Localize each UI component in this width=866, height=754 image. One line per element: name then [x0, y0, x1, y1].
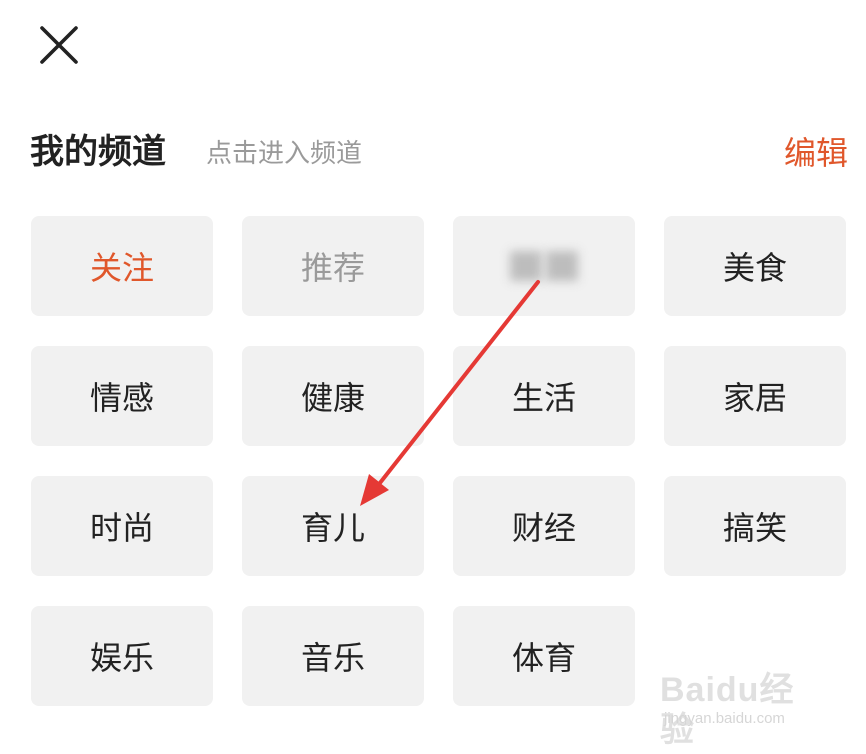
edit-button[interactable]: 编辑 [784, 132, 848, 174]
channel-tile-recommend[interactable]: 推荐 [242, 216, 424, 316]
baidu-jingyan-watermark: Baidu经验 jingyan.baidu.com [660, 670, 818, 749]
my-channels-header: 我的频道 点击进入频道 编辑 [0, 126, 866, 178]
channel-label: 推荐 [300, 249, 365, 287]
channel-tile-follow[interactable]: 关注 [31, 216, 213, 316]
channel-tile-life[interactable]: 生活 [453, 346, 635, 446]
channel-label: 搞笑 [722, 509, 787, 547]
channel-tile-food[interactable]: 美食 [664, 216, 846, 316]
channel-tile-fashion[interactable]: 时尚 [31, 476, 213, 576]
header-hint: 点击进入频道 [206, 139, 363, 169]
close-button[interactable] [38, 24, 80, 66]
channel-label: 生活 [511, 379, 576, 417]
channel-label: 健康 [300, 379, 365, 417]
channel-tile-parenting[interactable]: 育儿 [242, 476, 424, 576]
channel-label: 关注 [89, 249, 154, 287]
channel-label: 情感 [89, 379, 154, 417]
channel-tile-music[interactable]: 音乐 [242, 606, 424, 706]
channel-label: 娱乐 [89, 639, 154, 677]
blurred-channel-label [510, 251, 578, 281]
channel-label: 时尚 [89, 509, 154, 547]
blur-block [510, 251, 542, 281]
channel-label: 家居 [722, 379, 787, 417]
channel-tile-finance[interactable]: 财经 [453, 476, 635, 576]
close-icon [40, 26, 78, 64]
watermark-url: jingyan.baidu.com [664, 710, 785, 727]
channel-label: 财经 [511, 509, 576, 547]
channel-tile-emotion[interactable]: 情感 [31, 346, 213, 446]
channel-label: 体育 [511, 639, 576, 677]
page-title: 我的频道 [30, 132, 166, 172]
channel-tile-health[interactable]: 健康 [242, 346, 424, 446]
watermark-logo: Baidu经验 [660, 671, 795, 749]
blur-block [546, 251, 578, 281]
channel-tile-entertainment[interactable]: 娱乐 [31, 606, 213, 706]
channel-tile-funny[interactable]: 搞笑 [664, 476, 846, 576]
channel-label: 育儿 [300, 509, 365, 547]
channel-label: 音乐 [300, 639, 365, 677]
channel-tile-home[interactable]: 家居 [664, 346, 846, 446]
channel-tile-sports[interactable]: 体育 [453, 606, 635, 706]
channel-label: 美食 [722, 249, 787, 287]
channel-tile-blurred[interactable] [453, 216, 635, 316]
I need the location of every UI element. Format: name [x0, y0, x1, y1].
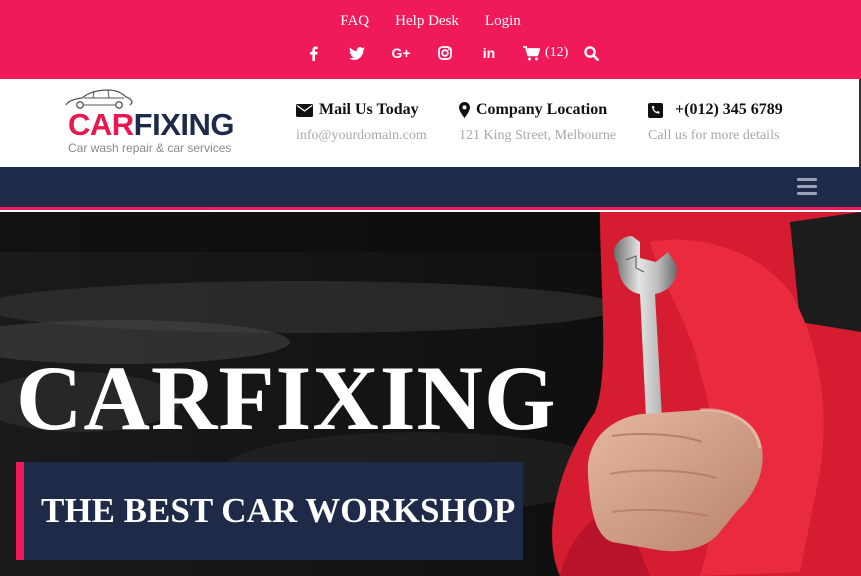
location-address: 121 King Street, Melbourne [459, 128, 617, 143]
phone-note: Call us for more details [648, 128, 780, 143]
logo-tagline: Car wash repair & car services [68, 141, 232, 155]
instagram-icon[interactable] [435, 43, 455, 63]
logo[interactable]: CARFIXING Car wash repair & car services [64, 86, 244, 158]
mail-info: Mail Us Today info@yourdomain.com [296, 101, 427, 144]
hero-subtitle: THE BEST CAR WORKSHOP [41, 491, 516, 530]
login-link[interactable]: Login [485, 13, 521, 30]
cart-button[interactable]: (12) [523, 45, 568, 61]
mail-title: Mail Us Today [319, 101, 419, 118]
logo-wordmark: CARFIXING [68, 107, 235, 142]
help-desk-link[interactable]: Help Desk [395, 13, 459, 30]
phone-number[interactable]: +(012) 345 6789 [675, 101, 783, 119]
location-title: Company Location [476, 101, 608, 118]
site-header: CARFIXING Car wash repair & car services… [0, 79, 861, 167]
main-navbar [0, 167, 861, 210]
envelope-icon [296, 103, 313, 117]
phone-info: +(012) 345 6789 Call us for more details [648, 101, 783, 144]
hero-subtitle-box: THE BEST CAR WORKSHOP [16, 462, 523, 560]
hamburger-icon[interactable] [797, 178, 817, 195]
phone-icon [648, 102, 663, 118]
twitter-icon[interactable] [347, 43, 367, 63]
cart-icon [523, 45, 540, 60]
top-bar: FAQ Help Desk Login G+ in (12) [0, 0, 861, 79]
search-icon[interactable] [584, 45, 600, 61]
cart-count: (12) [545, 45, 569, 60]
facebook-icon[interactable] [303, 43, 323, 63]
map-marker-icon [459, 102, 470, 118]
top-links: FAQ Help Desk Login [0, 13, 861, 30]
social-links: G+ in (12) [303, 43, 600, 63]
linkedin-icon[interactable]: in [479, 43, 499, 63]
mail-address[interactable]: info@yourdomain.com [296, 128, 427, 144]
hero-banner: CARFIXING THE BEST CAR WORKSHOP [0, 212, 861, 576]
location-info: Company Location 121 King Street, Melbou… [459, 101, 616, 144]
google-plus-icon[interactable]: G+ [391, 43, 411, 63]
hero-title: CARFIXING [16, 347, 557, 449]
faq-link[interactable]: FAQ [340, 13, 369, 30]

........

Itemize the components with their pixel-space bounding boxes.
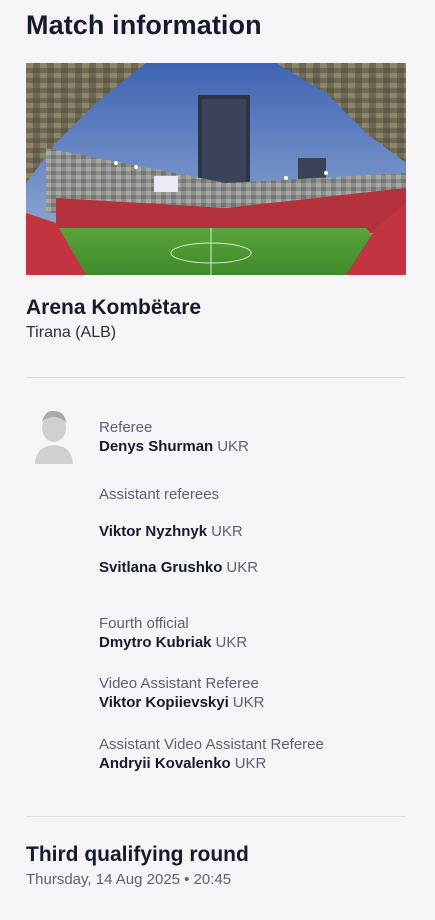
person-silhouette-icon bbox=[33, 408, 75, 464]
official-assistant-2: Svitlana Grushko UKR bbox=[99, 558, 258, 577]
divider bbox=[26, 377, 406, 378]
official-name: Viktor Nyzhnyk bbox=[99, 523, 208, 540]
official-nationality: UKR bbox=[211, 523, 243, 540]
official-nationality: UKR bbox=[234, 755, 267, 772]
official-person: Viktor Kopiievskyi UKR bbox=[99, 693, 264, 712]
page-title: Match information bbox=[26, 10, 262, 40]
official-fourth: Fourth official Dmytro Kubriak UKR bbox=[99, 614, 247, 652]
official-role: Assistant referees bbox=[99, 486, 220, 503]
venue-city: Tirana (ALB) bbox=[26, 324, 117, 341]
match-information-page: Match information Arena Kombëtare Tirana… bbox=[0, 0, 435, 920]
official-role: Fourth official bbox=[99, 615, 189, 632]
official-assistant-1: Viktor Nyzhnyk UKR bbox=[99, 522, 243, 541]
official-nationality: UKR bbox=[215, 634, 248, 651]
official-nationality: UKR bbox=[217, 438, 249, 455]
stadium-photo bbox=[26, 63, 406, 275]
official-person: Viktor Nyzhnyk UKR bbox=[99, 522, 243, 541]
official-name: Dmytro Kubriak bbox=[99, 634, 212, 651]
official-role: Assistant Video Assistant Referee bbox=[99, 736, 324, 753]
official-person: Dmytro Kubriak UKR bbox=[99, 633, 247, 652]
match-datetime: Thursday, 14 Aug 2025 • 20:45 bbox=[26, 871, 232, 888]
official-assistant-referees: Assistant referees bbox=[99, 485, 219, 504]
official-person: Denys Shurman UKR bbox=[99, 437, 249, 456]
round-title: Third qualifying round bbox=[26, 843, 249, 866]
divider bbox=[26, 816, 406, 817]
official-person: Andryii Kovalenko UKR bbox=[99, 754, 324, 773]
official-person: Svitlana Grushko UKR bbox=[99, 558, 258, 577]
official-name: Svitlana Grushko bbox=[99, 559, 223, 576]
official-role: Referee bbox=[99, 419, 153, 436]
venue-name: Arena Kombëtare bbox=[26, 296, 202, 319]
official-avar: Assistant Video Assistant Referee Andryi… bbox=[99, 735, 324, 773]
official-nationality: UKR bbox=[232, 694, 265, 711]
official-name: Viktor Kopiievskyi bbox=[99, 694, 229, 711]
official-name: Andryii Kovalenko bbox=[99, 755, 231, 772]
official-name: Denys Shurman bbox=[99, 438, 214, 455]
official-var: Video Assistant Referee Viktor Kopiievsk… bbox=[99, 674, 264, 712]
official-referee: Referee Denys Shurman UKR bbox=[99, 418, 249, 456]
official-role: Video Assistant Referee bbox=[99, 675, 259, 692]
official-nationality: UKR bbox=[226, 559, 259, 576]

........

**Work required:** Copy out every row above exactly as it appears, from the row containing "edit-button[interactable]: 编辑 [784, 132, 848, 174]" down to the row containing "channel-tile-follow[interactable]: 关注 [31, 216, 213, 316]", with both of those rows included.

**Final result:**
edit-button[interactable]: 编辑 [784, 132, 848, 174]
channel-tile-recommend[interactable]: 推荐 [242, 216, 424, 316]
baidu-jingyan-watermark: Baidu经验 jingyan.baidu.com [660, 670, 818, 749]
my-channels-header: 我的频道 点击进入频道 编辑 [0, 126, 866, 178]
channel-label: 推荐 [300, 249, 365, 287]
channel-tile-follow[interactable]: 关注 [31, 216, 213, 316]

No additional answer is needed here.